DATA LINES:
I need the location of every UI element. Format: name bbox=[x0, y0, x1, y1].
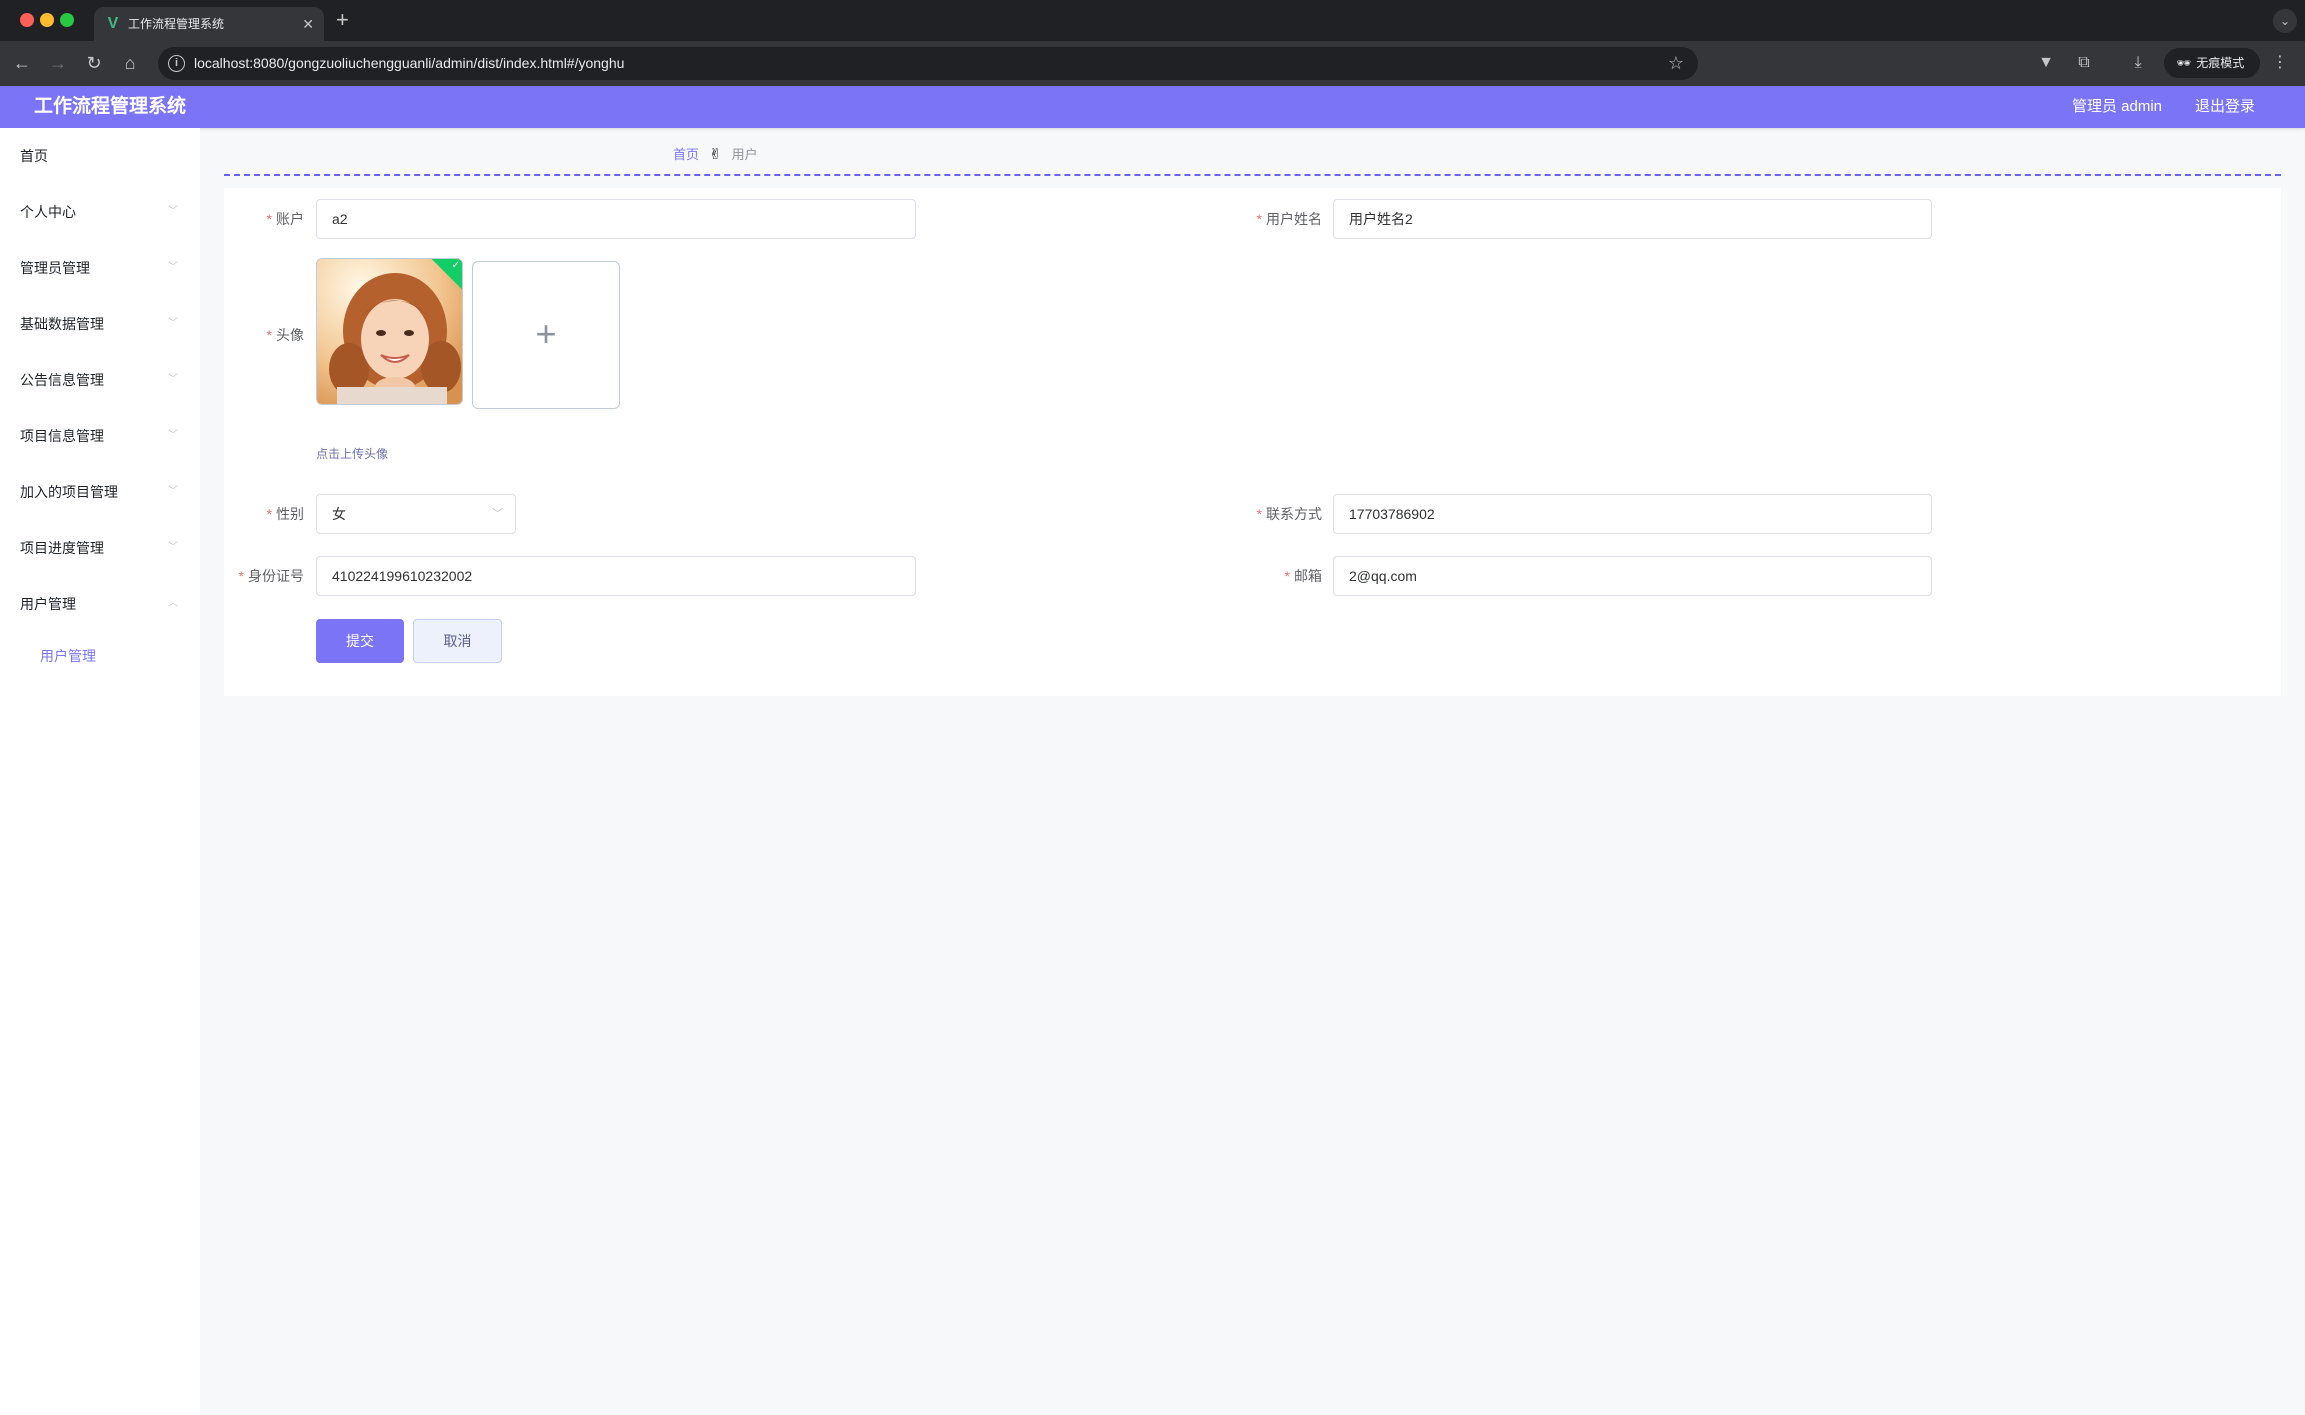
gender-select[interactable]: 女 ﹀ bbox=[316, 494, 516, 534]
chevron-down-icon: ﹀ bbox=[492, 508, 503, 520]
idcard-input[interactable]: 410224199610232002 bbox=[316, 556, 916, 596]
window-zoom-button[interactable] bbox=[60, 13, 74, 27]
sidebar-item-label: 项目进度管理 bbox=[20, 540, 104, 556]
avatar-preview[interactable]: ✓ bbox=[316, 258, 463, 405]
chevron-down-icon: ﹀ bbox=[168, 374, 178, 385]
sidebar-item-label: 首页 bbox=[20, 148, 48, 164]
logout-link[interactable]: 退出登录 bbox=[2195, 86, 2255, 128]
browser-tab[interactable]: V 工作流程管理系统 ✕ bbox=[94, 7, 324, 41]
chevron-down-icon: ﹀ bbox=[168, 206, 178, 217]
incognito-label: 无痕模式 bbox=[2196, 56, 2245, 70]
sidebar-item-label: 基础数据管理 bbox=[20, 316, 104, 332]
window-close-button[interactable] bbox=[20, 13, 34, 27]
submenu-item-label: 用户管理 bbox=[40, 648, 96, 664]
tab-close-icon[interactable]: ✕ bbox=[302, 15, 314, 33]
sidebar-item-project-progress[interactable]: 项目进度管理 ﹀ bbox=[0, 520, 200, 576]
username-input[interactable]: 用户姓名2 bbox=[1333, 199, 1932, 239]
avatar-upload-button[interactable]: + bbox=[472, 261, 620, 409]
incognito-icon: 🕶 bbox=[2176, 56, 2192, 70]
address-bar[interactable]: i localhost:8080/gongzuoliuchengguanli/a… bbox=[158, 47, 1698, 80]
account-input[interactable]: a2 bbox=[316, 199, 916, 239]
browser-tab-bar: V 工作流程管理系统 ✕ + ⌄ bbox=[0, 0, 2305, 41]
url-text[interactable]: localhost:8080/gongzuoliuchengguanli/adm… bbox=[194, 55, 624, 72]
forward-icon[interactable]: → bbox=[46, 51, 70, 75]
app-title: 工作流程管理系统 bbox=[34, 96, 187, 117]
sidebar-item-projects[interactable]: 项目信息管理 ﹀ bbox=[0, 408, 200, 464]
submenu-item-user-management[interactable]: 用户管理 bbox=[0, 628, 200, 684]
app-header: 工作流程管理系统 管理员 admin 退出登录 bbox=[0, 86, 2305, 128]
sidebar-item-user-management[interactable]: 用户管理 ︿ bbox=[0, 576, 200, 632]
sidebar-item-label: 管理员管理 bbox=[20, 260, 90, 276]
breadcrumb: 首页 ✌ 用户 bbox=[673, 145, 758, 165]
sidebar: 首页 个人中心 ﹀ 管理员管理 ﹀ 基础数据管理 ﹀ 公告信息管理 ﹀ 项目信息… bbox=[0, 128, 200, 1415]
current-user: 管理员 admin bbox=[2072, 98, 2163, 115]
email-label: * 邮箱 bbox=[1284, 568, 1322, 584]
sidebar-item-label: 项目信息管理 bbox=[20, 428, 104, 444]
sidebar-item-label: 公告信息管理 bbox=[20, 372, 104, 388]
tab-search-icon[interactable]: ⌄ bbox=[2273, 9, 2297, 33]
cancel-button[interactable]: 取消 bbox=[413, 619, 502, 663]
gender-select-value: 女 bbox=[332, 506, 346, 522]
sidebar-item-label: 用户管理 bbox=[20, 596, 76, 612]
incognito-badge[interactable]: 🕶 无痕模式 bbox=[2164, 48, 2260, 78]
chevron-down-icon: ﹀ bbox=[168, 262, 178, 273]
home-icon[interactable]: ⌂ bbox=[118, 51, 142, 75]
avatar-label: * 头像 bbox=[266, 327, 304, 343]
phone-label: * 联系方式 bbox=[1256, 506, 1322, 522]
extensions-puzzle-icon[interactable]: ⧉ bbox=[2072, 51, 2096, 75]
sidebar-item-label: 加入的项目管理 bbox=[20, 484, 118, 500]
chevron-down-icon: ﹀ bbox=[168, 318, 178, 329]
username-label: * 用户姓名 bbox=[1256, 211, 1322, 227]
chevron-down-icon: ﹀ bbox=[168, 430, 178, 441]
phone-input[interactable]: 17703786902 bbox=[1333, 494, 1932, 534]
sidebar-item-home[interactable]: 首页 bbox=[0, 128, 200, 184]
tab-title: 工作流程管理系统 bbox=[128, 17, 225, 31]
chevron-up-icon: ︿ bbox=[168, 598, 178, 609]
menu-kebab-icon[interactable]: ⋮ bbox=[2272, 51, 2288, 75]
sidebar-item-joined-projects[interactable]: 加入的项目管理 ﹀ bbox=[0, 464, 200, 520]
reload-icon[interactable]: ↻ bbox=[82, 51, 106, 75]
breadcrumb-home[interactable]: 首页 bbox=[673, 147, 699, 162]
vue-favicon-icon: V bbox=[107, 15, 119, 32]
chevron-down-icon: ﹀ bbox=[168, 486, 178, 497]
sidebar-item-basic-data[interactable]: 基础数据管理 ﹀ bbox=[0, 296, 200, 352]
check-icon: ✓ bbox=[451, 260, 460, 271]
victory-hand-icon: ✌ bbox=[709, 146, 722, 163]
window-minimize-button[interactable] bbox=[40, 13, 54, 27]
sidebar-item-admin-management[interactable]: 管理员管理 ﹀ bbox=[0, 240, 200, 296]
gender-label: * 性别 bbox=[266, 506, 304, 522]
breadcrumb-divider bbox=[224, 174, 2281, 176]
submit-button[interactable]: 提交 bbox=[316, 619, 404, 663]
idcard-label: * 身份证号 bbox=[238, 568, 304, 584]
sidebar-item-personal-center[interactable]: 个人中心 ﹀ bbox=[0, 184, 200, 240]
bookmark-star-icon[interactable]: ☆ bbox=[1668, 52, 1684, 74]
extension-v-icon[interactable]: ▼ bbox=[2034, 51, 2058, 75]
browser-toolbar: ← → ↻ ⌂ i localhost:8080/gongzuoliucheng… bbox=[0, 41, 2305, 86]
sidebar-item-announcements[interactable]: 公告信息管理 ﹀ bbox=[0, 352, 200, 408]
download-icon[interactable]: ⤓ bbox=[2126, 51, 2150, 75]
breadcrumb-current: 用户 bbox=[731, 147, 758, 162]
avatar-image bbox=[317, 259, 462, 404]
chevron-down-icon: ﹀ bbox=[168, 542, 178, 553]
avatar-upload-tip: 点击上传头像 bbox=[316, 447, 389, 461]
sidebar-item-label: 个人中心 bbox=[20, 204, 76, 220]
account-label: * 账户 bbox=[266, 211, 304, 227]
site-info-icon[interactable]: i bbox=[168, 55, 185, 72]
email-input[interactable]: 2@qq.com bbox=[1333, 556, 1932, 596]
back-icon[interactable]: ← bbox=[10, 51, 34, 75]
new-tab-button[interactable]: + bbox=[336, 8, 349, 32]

SHORT PROBLEM: Reproduce every one of the entries above word for word, omitting the pictures.

SOLUTION:
I need the location of every UI element. Format: name bbox=[x0, y0, x1, y1].
gender-select[interactable]: 女 ﹀ bbox=[316, 494, 516, 534]
chevron-down-icon: ﹀ bbox=[492, 508, 503, 520]
idcard-input[interactable]: 410224199610232002 bbox=[316, 556, 916, 596]
window-zoom-button[interactable] bbox=[60, 13, 74, 27]
sidebar-item-label: 项目进度管理 bbox=[20, 540, 104, 556]
avatar-preview[interactable]: ✓ bbox=[316, 258, 463, 405]
chevron-down-icon: ﹀ bbox=[168, 374, 178, 385]
sidebar-item-label: 首页 bbox=[20, 148, 48, 164]
logout-link[interactable]: 退出登录 bbox=[2195, 86, 2255, 128]
browser-tab[interactable]: V 工作流程管理系统 ✕ bbox=[94, 7, 324, 41]
chevron-down-icon: ﹀ bbox=[168, 206, 178, 217]
incognito-label: 无痕模式 bbox=[2196, 56, 2245, 70]
sidebar-item-label: 基础数据管理 bbox=[20, 316, 104, 332]
window-close-button[interactable] bbox=[20, 13, 34, 27]
submenu-item-label: 用户管理 bbox=[40, 648, 96, 664]
tab-close-icon[interactable]: ✕ bbox=[302, 15, 314, 33]
sidebar-item-project-progress[interactable]: 项目进度管理 ﹀ bbox=[0, 520, 200, 576]
username-input[interactable]: 用户姓名2 bbox=[1333, 199, 1932, 239]
avatar-upload-button[interactable]: + bbox=[472, 261, 620, 409]
incognito-icon: 🕶 bbox=[2176, 56, 2192, 70]
address-bar[interactable]: i localhost:8080/gongzuoliuchengguanli/a… bbox=[158, 47, 1698, 80]
account-input[interactable]: a2 bbox=[316, 199, 916, 239]
browser-tab-bar: V 工作流程管理系统 ✕ + ⌄ bbox=[0, 0, 2305, 41]
url-text[interactable]: localhost:8080/gongzuoliuchengguanli/adm… bbox=[194, 55, 624, 72]
forward-icon[interactable]: → bbox=[46, 51, 70, 75]
app-title: 工作流程管理系统 bbox=[34, 96, 187, 117]
sidebar-item-projects[interactable]: 项目信息管理 ﹀ bbox=[0, 408, 200, 464]
submenu-item-user-management[interactable]: 用户管理 bbox=[0, 628, 200, 684]
app-header: 工作流程管理系统 管理员 admin 退出登录 bbox=[0, 86, 2305, 128]
sidebar-item-user-management[interactable]: 用户管理 ︿ bbox=[0, 576, 200, 632]
sidebar-item-label: 管理员管理 bbox=[20, 260, 90, 276]
breadcrumb: 首页 ✌ 用户 bbox=[673, 145, 758, 165]
sidebar: 首页 个人中心 ﹀ 管理员管理 ﹀ 基础数据管理 ﹀ 公告信息管理 ﹀ 项目信息… bbox=[0, 128, 200, 1415]
current-user: 管理员 admin bbox=[2072, 98, 2163, 115]
email-label: * 邮箱 bbox=[1284, 568, 1322, 584]
sidebar-item-label: 项目信息管理 bbox=[20, 428, 104, 444]
sidebar-item-label: 公告信息管理 bbox=[20, 372, 104, 388]
tab-search-icon[interactable]: ⌄ bbox=[2273, 9, 2297, 33]
cancel-button[interactable]: 取消 bbox=[413, 619, 502, 663]
gender-select-value: 女 bbox=[332, 506, 346, 522]
sidebar-item-label: 用户管理 bbox=[20, 596, 76, 612]
incognito-badge[interactable]: 🕶 无痕模式 bbox=[2164, 48, 2260, 78]
chevron-down-icon: ﹀ bbox=[168, 262, 178, 273]
home-icon[interactable]: ⌂ bbox=[118, 51, 142, 75]
avatar-label: * 头像 bbox=[266, 327, 304, 343]
phone-label: * 联系方式 bbox=[1256, 506, 1322, 522]
extensions-puzzle-icon[interactable]: ⧉ bbox=[2072, 51, 2096, 75]
sidebar-item-label: 加入的项目管理 bbox=[20, 484, 118, 500]
chevron-down-icon: ﹀ bbox=[168, 318, 178, 329]
username-label: * 用户姓名 bbox=[1256, 211, 1322, 227]
chevron-down-icon: ﹀ bbox=[168, 430, 178, 441]
phone-input[interactable]: 17703786902 bbox=[1333, 494, 1932, 534]
sidebar-item-home[interactable]: 首页 bbox=[0, 128, 200, 184]
tab-title: 工作流程管理系统 bbox=[128, 17, 225, 31]
chevron-up-icon: ︿ bbox=[168, 598, 178, 609]
menu-kebab-icon[interactable]: ⋮ bbox=[2272, 51, 2288, 75]
sidebar-item-joined-projects[interactable]: 加入的项目管理 ﹀ bbox=[0, 464, 200, 520]
reload-icon[interactable]: ↻ bbox=[82, 51, 106, 75]
breadcrumb-home[interactable]: 首页 bbox=[673, 147, 699, 162]
vue-favicon-icon: V bbox=[107, 15, 119, 32]
chevron-down-icon: ﹀ bbox=[168, 486, 178, 497]
sidebar-item-basic-data[interactable]: 基础数据管理 ﹀ bbox=[0, 296, 200, 352]
check-icon: ✓ bbox=[451, 260, 460, 271]
victory-hand-icon: ✌ bbox=[709, 146, 722, 163]
window-minimize-button[interactable] bbox=[40, 13, 54, 27]
sidebar-item-admin-management[interactable]: 管理员管理 ﹀ bbox=[0, 240, 200, 296]
gender-label: * 性别 bbox=[266, 506, 304, 522]
breadcrumb-divider bbox=[224, 174, 2281, 176]
submit-button[interactable]: 提交 bbox=[316, 619, 404, 663]
idcard-label: * 身份证号 bbox=[238, 568, 304, 584]
sidebar-item-personal-center[interactable]: 个人中心 ﹀ bbox=[0, 184, 200, 240]
bookmark-star-icon[interactable]: ☆ bbox=[1668, 52, 1684, 74]
extension-v-icon[interactable]: ▼ bbox=[2034, 51, 2058, 75]
browser-toolbar: ← → ↻ ⌂ i localhost:8080/gongzuoliucheng… bbox=[0, 41, 2305, 86]
sidebar-item-announcements[interactable]: 公告信息管理 ﹀ bbox=[0, 352, 200, 408]
download-icon[interactable]: ⤓ bbox=[2126, 51, 2150, 75]
breadcrumb-current: 用户 bbox=[731, 147, 758, 162]
avatar-image bbox=[317, 259, 462, 404]
chevron-down-icon: ﹀ bbox=[168, 542, 178, 553]
avatar-upload-tip: 点击上传头像 bbox=[316, 447, 389, 461]
sidebar-item-label: 个人中心 bbox=[20, 204, 76, 220]
account-label: * 账户 bbox=[266, 211, 304, 227]
site-info-icon[interactable]: i bbox=[168, 55, 185, 72]
email-input[interactable]: 2@qq.com bbox=[1333, 556, 1932, 596]
back-icon[interactable]: ← bbox=[10, 51, 34, 75]
new-tab-button[interactable]: + bbox=[336, 8, 349, 32]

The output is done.